#### AIM:
Your task is to copy the material exactly.
--- start of RECORDS ---
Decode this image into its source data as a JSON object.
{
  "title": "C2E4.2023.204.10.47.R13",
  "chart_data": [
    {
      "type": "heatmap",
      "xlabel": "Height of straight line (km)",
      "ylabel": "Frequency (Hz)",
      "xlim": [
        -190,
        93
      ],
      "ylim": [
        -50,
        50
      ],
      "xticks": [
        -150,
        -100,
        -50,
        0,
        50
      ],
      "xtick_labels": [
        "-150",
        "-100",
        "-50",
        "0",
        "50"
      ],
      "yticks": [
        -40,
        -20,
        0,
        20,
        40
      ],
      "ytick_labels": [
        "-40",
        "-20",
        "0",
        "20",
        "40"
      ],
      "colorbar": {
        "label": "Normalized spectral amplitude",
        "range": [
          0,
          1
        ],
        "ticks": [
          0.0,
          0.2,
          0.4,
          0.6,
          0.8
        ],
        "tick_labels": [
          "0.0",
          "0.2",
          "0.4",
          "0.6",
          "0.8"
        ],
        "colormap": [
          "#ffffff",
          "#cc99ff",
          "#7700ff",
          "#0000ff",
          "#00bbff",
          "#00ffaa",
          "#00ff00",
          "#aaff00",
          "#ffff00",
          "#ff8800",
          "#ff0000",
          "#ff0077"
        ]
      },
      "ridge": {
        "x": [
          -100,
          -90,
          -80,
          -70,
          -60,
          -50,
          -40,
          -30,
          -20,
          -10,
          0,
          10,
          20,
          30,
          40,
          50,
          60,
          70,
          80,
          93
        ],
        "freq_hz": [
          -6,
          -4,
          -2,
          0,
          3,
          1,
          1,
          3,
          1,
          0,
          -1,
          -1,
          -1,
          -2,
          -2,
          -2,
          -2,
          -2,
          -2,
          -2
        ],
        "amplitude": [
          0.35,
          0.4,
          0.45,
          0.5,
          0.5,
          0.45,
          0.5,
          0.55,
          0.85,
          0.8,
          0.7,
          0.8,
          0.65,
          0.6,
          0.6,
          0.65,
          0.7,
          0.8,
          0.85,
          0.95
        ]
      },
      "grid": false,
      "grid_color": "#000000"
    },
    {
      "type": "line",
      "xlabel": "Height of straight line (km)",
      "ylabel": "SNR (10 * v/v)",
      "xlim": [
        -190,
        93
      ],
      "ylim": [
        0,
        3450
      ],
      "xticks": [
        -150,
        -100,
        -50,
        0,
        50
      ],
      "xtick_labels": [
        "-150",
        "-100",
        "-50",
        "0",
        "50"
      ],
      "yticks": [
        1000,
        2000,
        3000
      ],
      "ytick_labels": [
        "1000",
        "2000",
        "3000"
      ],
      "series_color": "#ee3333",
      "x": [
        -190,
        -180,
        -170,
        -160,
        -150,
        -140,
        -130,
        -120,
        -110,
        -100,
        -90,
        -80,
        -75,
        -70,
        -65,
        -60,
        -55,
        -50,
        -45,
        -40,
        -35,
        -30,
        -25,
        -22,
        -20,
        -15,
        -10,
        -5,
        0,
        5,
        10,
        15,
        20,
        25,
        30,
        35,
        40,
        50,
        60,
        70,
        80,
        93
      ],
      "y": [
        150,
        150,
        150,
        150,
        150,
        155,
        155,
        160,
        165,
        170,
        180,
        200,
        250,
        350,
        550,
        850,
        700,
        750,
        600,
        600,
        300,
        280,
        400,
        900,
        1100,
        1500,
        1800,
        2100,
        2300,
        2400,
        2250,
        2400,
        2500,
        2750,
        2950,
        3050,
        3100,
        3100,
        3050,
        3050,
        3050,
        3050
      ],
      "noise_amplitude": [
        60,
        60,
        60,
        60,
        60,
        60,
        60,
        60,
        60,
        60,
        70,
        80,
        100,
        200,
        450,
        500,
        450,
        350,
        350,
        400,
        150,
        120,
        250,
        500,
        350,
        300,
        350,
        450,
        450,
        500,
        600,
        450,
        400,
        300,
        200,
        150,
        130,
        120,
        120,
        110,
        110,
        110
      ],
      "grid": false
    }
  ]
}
--- end of RECORDS ---
#### EXPECTED ANSWER:
Decode this image into its source data as a JSON object.
{
  "title": "C2E4.2023.204.10.47.R13",
  "chart_data": [
    {
      "type": "heatmap",
      "xlabel": "Height of straight line (km)",
      "ylabel": "Frequency (Hz)",
      "xlim": [
        -190,
        93
      ],
      "ylim": [
        -50,
        50
      ],
      "xticks": [
        -150,
        -100,
        -50,
        0,
        50
      ],
      "xtick_labels": [
        "-150",
        "-100",
        "-50",
        "0",
        "50"
      ],
      "yticks": [
        -40,
        -20,
        0,
        20,
        40
      ],
      "ytick_labels": [
        "-40",
        "-20",
        "0",
        "20",
        "40"
      ],
      "colorbar": {
        "label": "Normalized spectral amplitude",
        "range": [
          0,
          1
        ],
        "ticks": [
          0.0,
          0.2,
          0.4,
          0.6,
          0.8
        ],
        "tick_labels": [
          "0.0",
          "0.2",
          "0.4",
          "0.6",
          "0.8"
        ],
        "colormap": [
          "#ffffff",
          "#cc99ff",
          "#7700ff",
          "#0000ff",
          "#00bbff",
          "#00ffaa",
          "#00ff00",
          "#aaff00",
          "#ffff00",
          "#ff8800",
          "#ff0000",
          "#ff0077"
        ]
      },
      "ridge": {
        "x": [
          -100,
          -90,
          -80,
          -70,
          -60,
          -50,
          -40,
          -30,
          -20,
          -10,
          0,
          10,
          20,
          30,
          40,
          50,
          60,
          70,
          80,
          93
        ],
        "freq_hz": [
          -6,
          -4,
          -2,
          0,
          3,
          1,
          1,
          3,
          1,
          0,
          -1,
          -1,
          -1,
          -2,
          -2,
          -2,
          -2,
          -2,
          -2,
          -2
        ],
        "amplitude": [
          0.35,
          0.4,
          0.45,
          0.5,
          0.5,
          0.45,
          0.5,
          0.55,
          0.85,
          0.8,
          0.7,
          0.8,
          0.65,
          0.6,
          0.6,
          0.65,
          0.7,
          0.8,
          0.85,
          0.95
        ]
      },
      "grid": false,
      "grid_color": "#000000"
    },
    {
      "type": "line",
      "xlabel": "Height of straight line (km)",
      "ylabel": "SNR (10 * v/v)",
      "xlim": [
        -190,
        93
      ],
      "ylim": [
        0,
        3450
      ],
      "xticks": [
        -150,
        -100,
        -50,
        0,
        50
      ],
      "xtick_labels": [
        "-150",
        "-100",
        "-50",
        "0",
        "50"
      ],
      "yticks": [
        1000,
        2000,
        3000
      ],
      "ytick_labels": [
        "1000",
        "2000",
        "3000"
      ],
      "series_color": "#ee3333",
      "x": [
        -190,
        -180,
        -170,
        -160,
        -150,
        -140,
        -130,
        -120,
        -110,
        -100,
        -90,
        -80,
        -75,
        -70,
        -65,
        -60,
        -55,
        -50,
        -45,
        -40,
        -35,
        -30,
        -25,
        -22,
        -20,
        -15,
        -10,
        -5,
        0,
        5,
        10,
        15,
        20,
        25,
        30,
        35,
        40,
        50,
        60,
        70,
        80,
        93
      ],
      "y": [
        150,
        150,
        150,
        150,
        150,
        155,
        155,
        160,
        165,
        170,
        180,
        200,
        250,
        350,
        550,
        850,
        700,
        750,
        600,
        600,
        300,
        280,
        400,
        900,
        1100,
        1500,
        1800,
        2100,
        2300,
        2400,
        2250,
        2400,
        2500,
        2750,
        2950,
        3050,
        3100,
        3100,
        3050,
        3050,
        3050,
        3050
      ],
      "noise_amplitude": [
        60,
        60,
        60,
        60,
        60,
        60,
        60,
        60,
        60,
        60,
        70,
        80,
        100,
        200,
        450,
        500,
        450,
        350,
        350,
        400,
        150,
        120,
        250,
        500,
        350,
        300,
        350,
        450,
        450,
        500,
        600,
        450,
        400,
        300,
        200,
        150,
        130,
        120,
        120,
        110,
        110,
        110
      ],
      "grid": false
    }
  ]
}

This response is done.